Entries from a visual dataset
━━━━━━━━━━━━━━━━

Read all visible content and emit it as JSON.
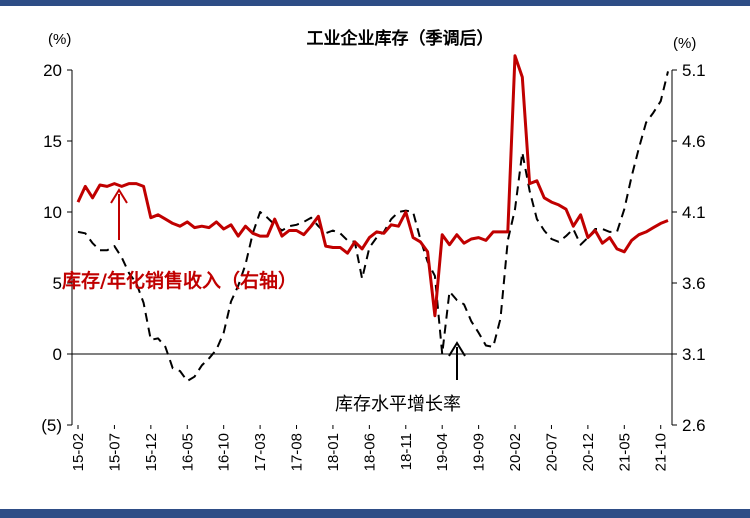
{
  "chart_data": {
    "type": "line",
    "title": "工业企业库存（季调后）",
    "left_axis": {
      "unit": "(%)",
      "ticks": [
        "20",
        "15",
        "10",
        "5",
        "0",
        "(5)"
      ],
      "ylim": [
        -5,
        20
      ]
    },
    "right_axis": {
      "unit": "(%)",
      "ticks": [
        "5.1",
        "4.6",
        "4.1",
        "3.6",
        "3.1",
        "2.6"
      ],
      "ylim": [
        2.6,
        5.1
      ]
    },
    "x_tick_labels": [
      "15-02",
      "15-07",
      "15-12",
      "16-05",
      "16-10",
      "17-03",
      "17-08",
      "18-01",
      "18-06",
      "18-11",
      "19-04",
      "19-09",
      "20-02",
      "20-07",
      "20-12",
      "21-05",
      "21-10"
    ],
    "annotations": {
      "red": "库存/年化销售收入（右轴）",
      "black": "库存水平增长率"
    },
    "series": [
      {
        "name": "库存水平增长率",
        "axis": "left",
        "color": "#000000",
        "style": "dashed",
        "x": [
          "15-02",
          "15-03",
          "15-04",
          "15-05",
          "15-06",
          "15-07",
          "15-08",
          "15-09",
          "15-10",
          "15-11",
          "15-12",
          "16-01",
          "16-02",
          "16-03",
          "16-04",
          "16-05",
          "16-06",
          "16-07",
          "16-08",
          "16-09",
          "16-10",
          "16-11",
          "16-12",
          "17-01",
          "17-02",
          "17-03",
          "17-04",
          "17-05",
          "17-06",
          "17-07",
          "17-08",
          "17-09",
          "17-10",
          "17-11",
          "17-12",
          "18-01",
          "18-02",
          "18-03",
          "18-04",
          "18-05",
          "18-06",
          "18-07",
          "18-08",
          "18-09",
          "18-10",
          "18-11",
          "18-12",
          "19-01",
          "19-02",
          "19-03",
          "19-04",
          "19-05",
          "19-06",
          "19-07",
          "19-08",
          "19-09",
          "19-10",
          "19-11",
          "19-12",
          "20-01",
          "20-02",
          "20-03",
          "20-04",
          "20-05",
          "20-06",
          "20-07",
          "20-08",
          "20-09",
          "20-10",
          "20-11",
          "20-12",
          "21-01",
          "21-02",
          "21-03",
          "21-04",
          "21-05",
          "21-06",
          "21-07",
          "21-08",
          "21-09",
          "21-10",
          "21-11"
        ],
        "values": [
          8.6,
          8.5,
          7.8,
          7.3,
          7.3,
          7.6,
          6.8,
          5.7,
          5.0,
          3.6,
          1.0,
          1.1,
          0.5,
          -1.0,
          -1.2,
          -1.9,
          -1.6,
          -0.8,
          -0.3,
          0.3,
          1.5,
          3.7,
          4.8,
          6.3,
          8.5,
          10.0,
          9.6,
          9.1,
          8.7,
          9.0,
          9.1,
          9.3,
          9.6,
          9.0,
          8.5,
          8.7,
          8.5,
          8.0,
          7.9,
          5.3,
          7.5,
          8.2,
          8.6,
          9.5,
          10.0,
          10.1,
          10.0,
          8.1,
          6.5,
          5.5,
          0.0,
          4.4,
          3.8,
          3.5,
          2.3,
          1.5,
          0.6,
          0.5,
          2.5,
          8.0,
          10.2,
          14.2,
          11.5,
          9.5,
          8.7,
          8.1,
          7.9,
          8.3,
          8.8,
          7.7,
          8.2,
          8.8,
          8.8,
          8.6,
          8.6,
          10.2,
          12.5,
          14.5,
          16.3,
          17.0,
          17.8,
          19.9
        ]
      },
      {
        "name": "库存/年化销售收入",
        "axis": "right",
        "color": "#c00000",
        "style": "solid",
        "x": [
          "15-02",
          "15-03",
          "15-04",
          "15-05",
          "15-06",
          "15-07",
          "15-08",
          "15-09",
          "15-10",
          "15-11",
          "15-12",
          "16-01",
          "16-02",
          "16-03",
          "16-04",
          "16-05",
          "16-06",
          "16-07",
          "16-08",
          "16-09",
          "16-10",
          "16-11",
          "16-12",
          "17-01",
          "17-02",
          "17-03",
          "17-04",
          "17-05",
          "17-06",
          "17-07",
          "17-08",
          "17-09",
          "17-10",
          "17-11",
          "17-12",
          "18-01",
          "18-02",
          "18-03",
          "18-04",
          "18-05",
          "18-06",
          "18-07",
          "18-08",
          "18-09",
          "18-10",
          "18-11",
          "18-12",
          "19-01",
          "19-02",
          "19-03",
          "19-04",
          "19-05",
          "19-06",
          "19-07",
          "19-08",
          "19-09",
          "19-10",
          "19-11",
          "19-12",
          "20-01",
          "20-02",
          "20-03",
          "20-04",
          "20-05",
          "20-06",
          "20-07",
          "20-08",
          "20-09",
          "20-10",
          "20-11",
          "20-12",
          "21-01",
          "21-02",
          "21-03",
          "21-04",
          "21-05",
          "21-06",
          "21-07",
          "21-08",
          "21-09",
          "21-10",
          "21-11"
        ],
        "values": [
          4.17,
          4.28,
          4.2,
          4.29,
          4.28,
          4.3,
          4.28,
          4.3,
          4.3,
          4.28,
          4.06,
          4.08,
          4.05,
          4.02,
          4.0,
          4.03,
          3.99,
          4.0,
          3.99,
          4.03,
          3.98,
          4.01,
          3.93,
          4.0,
          3.95,
          3.93,
          3.93,
          4.05,
          3.93,
          3.97,
          3.97,
          3.94,
          4.0,
          4.07,
          3.86,
          3.85,
          3.85,
          3.81,
          3.89,
          3.84,
          3.92,
          3.96,
          3.95,
          4.01,
          4.0,
          4.1,
          3.92,
          3.89,
          3.82,
          3.37,
          3.94,
          3.87,
          3.94,
          3.88,
          3.91,
          3.92,
          3.9,
          3.96,
          3.96,
          3.96,
          5.2,
          5.05,
          4.3,
          4.32,
          4.2,
          4.17,
          4.15,
          4.12,
          4.0,
          4.08,
          3.92,
          3.97,
          3.88,
          3.92,
          3.84,
          3.82,
          3.9,
          3.94,
          3.96,
          3.99,
          4.02,
          4.04
        ]
      }
    ]
  }
}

━━━━━━━━━━━━━━━━

**Exercise:**
Transcribe every record above exactly, leaving out the pictures.

**Expected output:**
Read all visible content and emit it as JSON.
{
  "chart_data": {
    "type": "line",
    "title": "工业企业库存（季调后）",
    "left_axis": {
      "unit": "(%)",
      "ticks": [
        "20",
        "15",
        "10",
        "5",
        "0",
        "(5)"
      ],
      "ylim": [
        -5,
        20
      ]
    },
    "right_axis": {
      "unit": "(%)",
      "ticks": [
        "5.1",
        "4.6",
        "4.1",
        "3.6",
        "3.1",
        "2.6"
      ],
      "ylim": [
        2.6,
        5.1
      ]
    },
    "x_tick_labels": [
      "15-02",
      "15-07",
      "15-12",
      "16-05",
      "16-10",
      "17-03",
      "17-08",
      "18-01",
      "18-06",
      "18-11",
      "19-04",
      "19-09",
      "20-02",
      "20-07",
      "20-12",
      "21-05",
      "21-10"
    ],
    "annotations": {
      "red": "库存/年化销售收入（右轴）",
      "black": "库存水平增长率"
    },
    "series": [
      {
        "name": "库存水平增长率",
        "axis": "left",
        "color": "#000000",
        "style": "dashed",
        "x": [
          "15-02",
          "15-03",
          "15-04",
          "15-05",
          "15-06",
          "15-07",
          "15-08",
          "15-09",
          "15-10",
          "15-11",
          "15-12",
          "16-01",
          "16-02",
          "16-03",
          "16-04",
          "16-05",
          "16-06",
          "16-07",
          "16-08",
          "16-09",
          "16-10",
          "16-11",
          "16-12",
          "17-01",
          "17-02",
          "17-03",
          "17-04",
          "17-05",
          "17-06",
          "17-07",
          "17-08",
          "17-09",
          "17-10",
          "17-11",
          "17-12",
          "18-01",
          "18-02",
          "18-03",
          "18-04",
          "18-05",
          "18-06",
          "18-07",
          "18-08",
          "18-09",
          "18-10",
          "18-11",
          "18-12",
          "19-01",
          "19-02",
          "19-03",
          "19-04",
          "19-05",
          "19-06",
          "19-07",
          "19-08",
          "19-09",
          "19-10",
          "19-11",
          "19-12",
          "20-01",
          "20-02",
          "20-03",
          "20-04",
          "20-05",
          "20-06",
          "20-07",
          "20-08",
          "20-09",
          "20-10",
          "20-11",
          "20-12",
          "21-01",
          "21-02",
          "21-03",
          "21-04",
          "21-05",
          "21-06",
          "21-07",
          "21-08",
          "21-09",
          "21-10",
          "21-11"
        ],
        "values": [
          8.6,
          8.5,
          7.8,
          7.3,
          7.3,
          7.6,
          6.8,
          5.7,
          5.0,
          3.6,
          1.0,
          1.1,
          0.5,
          -1.0,
          -1.2,
          -1.9,
          -1.6,
          -0.8,
          -0.3,
          0.3,
          1.5,
          3.7,
          4.8,
          6.3,
          8.5,
          10.0,
          9.6,
          9.1,
          8.7,
          9.0,
          9.1,
          9.3,
          9.6,
          9.0,
          8.5,
          8.7,
          8.5,
          8.0,
          7.9,
          5.3,
          7.5,
          8.2,
          8.6,
          9.5,
          10.0,
          10.1,
          10.0,
          8.1,
          6.5,
          5.5,
          0.0,
          4.4,
          3.8,
          3.5,
          2.3,
          1.5,
          0.6,
          0.5,
          2.5,
          8.0,
          10.2,
          14.2,
          11.5,
          9.5,
          8.7,
          8.1,
          7.9,
          8.3,
          8.8,
          7.7,
          8.2,
          8.8,
          8.8,
          8.6,
          8.6,
          10.2,
          12.5,
          14.5,
          16.3,
          17.0,
          17.8,
          19.9
        ]
      },
      {
        "name": "库存/年化销售收入",
        "axis": "right",
        "color": "#c00000",
        "style": "solid",
        "x": [
          "15-02",
          "15-03",
          "15-04",
          "15-05",
          "15-06",
          "15-07",
          "15-08",
          "15-09",
          "15-10",
          "15-11",
          "15-12",
          "16-01",
          "16-02",
          "16-03",
          "16-04",
          "16-05",
          "16-06",
          "16-07",
          "16-08",
          "16-09",
          "16-10",
          "16-11",
          "16-12",
          "17-01",
          "17-02",
          "17-03",
          "17-04",
          "17-05",
          "17-06",
          "17-07",
          "17-08",
          "17-09",
          "17-10",
          "17-11",
          "17-12",
          "18-01",
          "18-02",
          "18-03",
          "18-04",
          "18-05",
          "18-06",
          "18-07",
          "18-08",
          "18-09",
          "18-10",
          "18-11",
          "18-12",
          "19-01",
          "19-02",
          "19-03",
          "19-04",
          "19-05",
          "19-06",
          "19-07",
          "19-08",
          "19-09",
          "19-10",
          "19-11",
          "19-12",
          "20-01",
          "20-02",
          "20-03",
          "20-04",
          "20-05",
          "20-06",
          "20-07",
          "20-08",
          "20-09",
          "20-10",
          "20-11",
          "20-12",
          "21-01",
          "21-02",
          "21-03",
          "21-04",
          "21-05",
          "21-06",
          "21-07",
          "21-08",
          "21-09",
          "21-10",
          "21-11"
        ],
        "values": [
          4.17,
          4.28,
          4.2,
          4.29,
          4.28,
          4.3,
          4.28,
          4.3,
          4.3,
          4.28,
          4.06,
          4.08,
          4.05,
          4.02,
          4.0,
          4.03,
          3.99,
          4.0,
          3.99,
          4.03,
          3.98,
          4.01,
          3.93,
          4.0,
          3.95,
          3.93,
          3.93,
          4.05,
          3.93,
          3.97,
          3.97,
          3.94,
          4.0,
          4.07,
          3.86,
          3.85,
          3.85,
          3.81,
          3.89,
          3.84,
          3.92,
          3.96,
          3.95,
          4.01,
          4.0,
          4.1,
          3.92,
          3.89,
          3.82,
          3.37,
          3.94,
          3.87,
          3.94,
          3.88,
          3.91,
          3.92,
          3.9,
          3.96,
          3.96,
          3.96,
          5.2,
          5.05,
          4.3,
          4.32,
          4.2,
          4.17,
          4.15,
          4.12,
          4.0,
          4.08,
          3.92,
          3.97,
          3.88,
          3.92,
          3.84,
          3.82,
          3.9,
          3.94,
          3.96,
          3.99,
          4.02,
          4.04
        ]
      }
    ]
  }
}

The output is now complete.